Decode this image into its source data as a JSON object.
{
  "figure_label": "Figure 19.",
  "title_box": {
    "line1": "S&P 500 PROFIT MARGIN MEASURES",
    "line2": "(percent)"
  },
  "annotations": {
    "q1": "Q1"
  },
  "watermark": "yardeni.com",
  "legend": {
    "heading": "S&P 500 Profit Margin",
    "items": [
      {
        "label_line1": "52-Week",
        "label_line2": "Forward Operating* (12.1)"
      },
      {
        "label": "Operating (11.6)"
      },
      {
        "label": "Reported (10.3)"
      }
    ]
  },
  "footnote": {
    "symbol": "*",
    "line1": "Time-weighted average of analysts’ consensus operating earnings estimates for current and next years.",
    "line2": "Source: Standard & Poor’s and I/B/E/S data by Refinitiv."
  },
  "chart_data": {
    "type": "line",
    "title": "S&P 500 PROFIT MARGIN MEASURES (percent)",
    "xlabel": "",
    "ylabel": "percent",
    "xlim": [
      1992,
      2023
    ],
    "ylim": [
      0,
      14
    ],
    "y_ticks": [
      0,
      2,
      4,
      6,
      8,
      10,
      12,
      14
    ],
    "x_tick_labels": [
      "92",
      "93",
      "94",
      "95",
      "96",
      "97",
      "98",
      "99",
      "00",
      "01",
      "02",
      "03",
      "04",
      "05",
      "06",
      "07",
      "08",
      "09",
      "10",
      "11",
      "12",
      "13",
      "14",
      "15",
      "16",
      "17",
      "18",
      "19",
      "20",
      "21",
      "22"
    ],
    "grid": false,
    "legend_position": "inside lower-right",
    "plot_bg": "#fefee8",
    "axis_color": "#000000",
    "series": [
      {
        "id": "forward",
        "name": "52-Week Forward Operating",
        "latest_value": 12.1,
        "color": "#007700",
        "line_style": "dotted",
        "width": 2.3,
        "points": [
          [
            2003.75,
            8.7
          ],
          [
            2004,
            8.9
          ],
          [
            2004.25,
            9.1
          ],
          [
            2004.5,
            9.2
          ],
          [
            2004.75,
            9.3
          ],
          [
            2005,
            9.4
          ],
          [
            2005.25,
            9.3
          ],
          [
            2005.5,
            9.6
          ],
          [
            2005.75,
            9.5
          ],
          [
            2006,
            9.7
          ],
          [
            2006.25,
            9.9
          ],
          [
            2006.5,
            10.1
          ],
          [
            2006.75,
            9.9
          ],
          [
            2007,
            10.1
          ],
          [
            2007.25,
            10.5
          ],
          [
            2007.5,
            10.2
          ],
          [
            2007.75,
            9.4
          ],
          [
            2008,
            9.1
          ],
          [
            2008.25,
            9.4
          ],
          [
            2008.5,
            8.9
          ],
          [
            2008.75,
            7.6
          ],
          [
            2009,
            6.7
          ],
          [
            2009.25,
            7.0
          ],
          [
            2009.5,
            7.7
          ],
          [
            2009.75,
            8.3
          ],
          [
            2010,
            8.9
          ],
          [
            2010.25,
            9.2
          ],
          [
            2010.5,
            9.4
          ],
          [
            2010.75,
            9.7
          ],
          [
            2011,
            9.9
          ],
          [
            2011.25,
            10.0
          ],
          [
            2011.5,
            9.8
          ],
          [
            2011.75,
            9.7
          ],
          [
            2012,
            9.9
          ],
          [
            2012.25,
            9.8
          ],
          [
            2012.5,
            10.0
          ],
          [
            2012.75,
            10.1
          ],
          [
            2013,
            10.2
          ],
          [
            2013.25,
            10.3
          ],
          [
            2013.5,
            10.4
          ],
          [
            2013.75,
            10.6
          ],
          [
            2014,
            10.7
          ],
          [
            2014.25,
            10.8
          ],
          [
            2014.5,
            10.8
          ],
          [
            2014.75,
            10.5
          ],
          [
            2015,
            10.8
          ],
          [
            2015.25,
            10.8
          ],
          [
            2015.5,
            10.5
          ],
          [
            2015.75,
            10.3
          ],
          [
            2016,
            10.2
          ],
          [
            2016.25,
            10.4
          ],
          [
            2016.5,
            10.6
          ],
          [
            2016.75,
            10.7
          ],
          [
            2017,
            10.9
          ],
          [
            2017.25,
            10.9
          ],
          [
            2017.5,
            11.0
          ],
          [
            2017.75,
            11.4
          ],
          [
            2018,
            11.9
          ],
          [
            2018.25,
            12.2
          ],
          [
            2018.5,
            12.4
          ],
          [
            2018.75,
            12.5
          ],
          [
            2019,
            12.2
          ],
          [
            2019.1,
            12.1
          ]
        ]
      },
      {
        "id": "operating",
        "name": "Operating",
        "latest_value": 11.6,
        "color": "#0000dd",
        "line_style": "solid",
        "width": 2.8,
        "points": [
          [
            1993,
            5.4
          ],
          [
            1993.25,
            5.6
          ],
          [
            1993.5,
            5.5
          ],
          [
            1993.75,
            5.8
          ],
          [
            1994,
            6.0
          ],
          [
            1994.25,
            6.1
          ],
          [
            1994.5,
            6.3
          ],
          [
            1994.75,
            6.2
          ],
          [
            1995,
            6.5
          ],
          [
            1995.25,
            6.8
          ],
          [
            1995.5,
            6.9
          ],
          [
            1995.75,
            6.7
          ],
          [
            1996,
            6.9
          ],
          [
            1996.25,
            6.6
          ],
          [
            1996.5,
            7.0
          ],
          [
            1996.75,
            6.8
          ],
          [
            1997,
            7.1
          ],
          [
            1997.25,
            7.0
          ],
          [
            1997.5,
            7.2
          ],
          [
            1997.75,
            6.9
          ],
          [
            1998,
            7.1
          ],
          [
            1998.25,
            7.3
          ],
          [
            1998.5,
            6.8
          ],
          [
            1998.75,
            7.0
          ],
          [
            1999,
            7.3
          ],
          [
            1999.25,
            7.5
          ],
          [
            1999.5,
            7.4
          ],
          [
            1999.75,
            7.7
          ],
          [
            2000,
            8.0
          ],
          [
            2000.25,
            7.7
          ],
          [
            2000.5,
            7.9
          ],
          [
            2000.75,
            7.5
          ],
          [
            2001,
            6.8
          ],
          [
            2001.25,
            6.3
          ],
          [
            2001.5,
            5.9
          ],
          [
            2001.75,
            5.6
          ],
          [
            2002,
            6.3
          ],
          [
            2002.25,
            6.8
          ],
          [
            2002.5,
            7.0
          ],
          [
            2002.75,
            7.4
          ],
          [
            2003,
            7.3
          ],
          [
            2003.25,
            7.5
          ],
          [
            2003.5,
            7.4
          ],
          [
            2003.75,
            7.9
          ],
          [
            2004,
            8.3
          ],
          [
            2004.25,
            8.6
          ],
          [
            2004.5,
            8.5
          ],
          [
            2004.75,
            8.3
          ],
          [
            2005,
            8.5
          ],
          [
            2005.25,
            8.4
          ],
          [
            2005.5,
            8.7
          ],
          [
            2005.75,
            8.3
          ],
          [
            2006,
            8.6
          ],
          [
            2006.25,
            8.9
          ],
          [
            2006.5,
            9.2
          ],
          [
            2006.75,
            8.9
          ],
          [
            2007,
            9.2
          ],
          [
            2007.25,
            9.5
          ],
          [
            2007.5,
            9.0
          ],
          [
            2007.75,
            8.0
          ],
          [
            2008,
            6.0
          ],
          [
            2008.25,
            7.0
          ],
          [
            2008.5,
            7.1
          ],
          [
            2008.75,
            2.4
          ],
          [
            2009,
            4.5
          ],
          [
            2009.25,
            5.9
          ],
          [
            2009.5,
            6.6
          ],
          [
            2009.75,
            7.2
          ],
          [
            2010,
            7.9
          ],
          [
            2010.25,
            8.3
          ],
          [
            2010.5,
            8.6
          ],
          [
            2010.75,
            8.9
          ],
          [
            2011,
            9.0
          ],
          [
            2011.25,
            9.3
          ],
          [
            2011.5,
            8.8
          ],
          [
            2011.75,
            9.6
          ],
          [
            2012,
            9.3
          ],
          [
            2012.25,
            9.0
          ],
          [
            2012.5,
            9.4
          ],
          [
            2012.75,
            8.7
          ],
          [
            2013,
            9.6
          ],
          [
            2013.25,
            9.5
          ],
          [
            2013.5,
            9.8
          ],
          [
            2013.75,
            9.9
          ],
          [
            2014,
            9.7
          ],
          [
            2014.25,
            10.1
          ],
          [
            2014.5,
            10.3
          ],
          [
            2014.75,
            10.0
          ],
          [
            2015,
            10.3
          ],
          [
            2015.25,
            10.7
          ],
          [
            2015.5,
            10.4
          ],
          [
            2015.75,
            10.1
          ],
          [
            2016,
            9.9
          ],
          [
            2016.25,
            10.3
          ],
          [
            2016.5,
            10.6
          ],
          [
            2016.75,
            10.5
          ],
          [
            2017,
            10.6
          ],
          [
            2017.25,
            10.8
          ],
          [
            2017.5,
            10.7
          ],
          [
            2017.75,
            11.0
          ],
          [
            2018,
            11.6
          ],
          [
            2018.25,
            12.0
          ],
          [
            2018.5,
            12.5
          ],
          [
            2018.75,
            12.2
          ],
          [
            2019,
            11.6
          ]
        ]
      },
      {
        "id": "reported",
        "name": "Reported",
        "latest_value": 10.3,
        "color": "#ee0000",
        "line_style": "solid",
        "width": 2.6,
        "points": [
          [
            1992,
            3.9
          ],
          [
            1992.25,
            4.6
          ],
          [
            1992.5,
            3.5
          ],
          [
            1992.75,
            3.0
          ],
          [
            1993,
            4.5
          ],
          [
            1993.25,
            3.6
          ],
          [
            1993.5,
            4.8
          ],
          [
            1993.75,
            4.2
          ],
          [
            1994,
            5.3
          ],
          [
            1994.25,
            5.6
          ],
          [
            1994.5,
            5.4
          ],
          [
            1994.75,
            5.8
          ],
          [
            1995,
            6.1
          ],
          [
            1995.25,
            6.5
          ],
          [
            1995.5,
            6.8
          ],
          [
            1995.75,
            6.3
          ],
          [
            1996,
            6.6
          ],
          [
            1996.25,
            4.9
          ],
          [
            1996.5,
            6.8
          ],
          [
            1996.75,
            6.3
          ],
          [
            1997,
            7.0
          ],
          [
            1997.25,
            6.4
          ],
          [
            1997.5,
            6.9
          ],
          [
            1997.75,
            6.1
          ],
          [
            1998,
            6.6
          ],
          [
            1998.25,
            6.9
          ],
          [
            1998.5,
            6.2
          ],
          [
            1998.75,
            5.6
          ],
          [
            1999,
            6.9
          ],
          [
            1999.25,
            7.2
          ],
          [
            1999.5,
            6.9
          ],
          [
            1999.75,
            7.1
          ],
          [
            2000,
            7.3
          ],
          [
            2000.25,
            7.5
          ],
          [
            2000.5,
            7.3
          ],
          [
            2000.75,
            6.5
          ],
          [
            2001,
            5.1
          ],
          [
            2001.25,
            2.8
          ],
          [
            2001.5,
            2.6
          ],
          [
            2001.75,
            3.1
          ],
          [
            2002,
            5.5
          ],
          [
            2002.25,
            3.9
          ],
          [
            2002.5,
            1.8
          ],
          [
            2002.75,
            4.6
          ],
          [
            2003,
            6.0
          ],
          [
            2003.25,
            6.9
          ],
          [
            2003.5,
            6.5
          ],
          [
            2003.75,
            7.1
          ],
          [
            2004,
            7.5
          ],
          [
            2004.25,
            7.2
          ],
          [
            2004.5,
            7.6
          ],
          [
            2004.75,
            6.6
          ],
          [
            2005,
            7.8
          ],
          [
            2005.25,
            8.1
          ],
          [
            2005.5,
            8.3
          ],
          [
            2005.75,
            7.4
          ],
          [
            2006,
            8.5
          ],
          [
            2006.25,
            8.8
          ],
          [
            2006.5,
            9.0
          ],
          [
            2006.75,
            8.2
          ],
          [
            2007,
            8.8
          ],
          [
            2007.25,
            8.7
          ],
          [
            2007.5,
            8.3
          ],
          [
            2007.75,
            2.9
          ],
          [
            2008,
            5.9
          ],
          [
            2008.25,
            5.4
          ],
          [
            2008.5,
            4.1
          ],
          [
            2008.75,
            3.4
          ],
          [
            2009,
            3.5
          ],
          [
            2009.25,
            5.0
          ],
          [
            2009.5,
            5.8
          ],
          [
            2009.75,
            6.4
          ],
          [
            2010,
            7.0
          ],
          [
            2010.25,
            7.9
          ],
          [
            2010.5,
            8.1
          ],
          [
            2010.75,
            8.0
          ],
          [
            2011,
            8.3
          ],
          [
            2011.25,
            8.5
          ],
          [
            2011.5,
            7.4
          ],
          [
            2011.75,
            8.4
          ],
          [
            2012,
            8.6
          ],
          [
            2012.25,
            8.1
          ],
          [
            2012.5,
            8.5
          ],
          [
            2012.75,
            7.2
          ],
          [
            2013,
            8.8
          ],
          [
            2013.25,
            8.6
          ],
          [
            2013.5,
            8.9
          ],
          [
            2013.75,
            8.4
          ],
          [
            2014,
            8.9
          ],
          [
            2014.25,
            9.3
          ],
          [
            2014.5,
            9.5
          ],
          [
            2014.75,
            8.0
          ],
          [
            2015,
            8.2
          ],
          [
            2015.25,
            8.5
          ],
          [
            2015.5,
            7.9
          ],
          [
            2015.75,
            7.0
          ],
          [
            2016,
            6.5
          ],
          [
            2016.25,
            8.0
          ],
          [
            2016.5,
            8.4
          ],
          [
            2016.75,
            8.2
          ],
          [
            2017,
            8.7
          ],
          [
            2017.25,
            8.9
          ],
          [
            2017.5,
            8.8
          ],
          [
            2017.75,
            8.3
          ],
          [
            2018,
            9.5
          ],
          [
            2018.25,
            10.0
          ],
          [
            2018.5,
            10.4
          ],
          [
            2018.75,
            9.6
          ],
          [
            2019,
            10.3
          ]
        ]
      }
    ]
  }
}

------------------------------------------------------------

*Given instruction:* Go through the listing above and locate each line that holds the word "MEASURES". Copy those lines.

*Exercise result:*
    "line1": "S&P 500 PROFIT MARGIN MEASURES",
    "title": "S&P 500 PROFIT MARGIN MEASURES (percent)",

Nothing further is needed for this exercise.